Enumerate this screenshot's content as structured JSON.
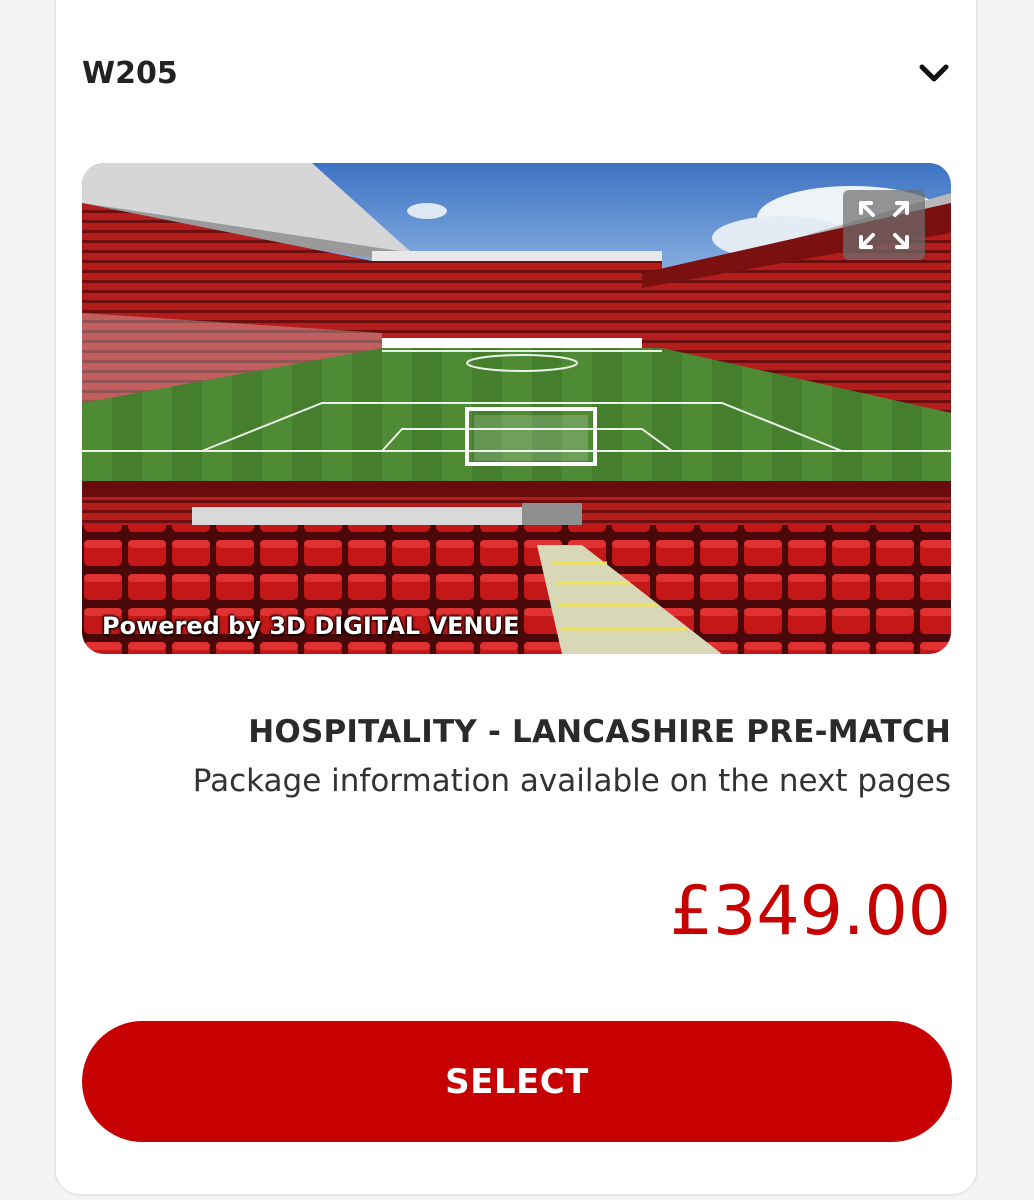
{
  "section": {
    "code": "W205",
    "toggle_icon": "chevron-down-icon"
  },
  "view": {
    "attribution": "Powered by 3D DIGITAL VENUE",
    "expand_icon": "expand-icon"
  },
  "package": {
    "title": "HOSPITALITY - LANCASHIRE PRE-MATCH",
    "subtitle": "Package information available on the next pages",
    "price": "£349.00"
  },
  "actions": {
    "select_label": "SELECT"
  },
  "colors": {
    "accent": "#c70101",
    "price": "#c70000"
  }
}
########################################
» **What the task requires**
Write out the material above again, word for word, minus its pictures.

» **Solved problem**
Enumerate this screenshot's content as structured JSON.
{
  "section": {
    "code": "W205",
    "toggle_icon": "chevron-down-icon"
  },
  "view": {
    "attribution": "Powered by 3D DIGITAL VENUE",
    "expand_icon": "expand-icon"
  },
  "package": {
    "title": "HOSPITALITY - LANCASHIRE PRE-MATCH",
    "subtitle": "Package information available on the next pages",
    "price": "£349.00"
  },
  "actions": {
    "select_label": "SELECT"
  },
  "colors": {
    "accent": "#c70101",
    "price": "#c70000"
  }
}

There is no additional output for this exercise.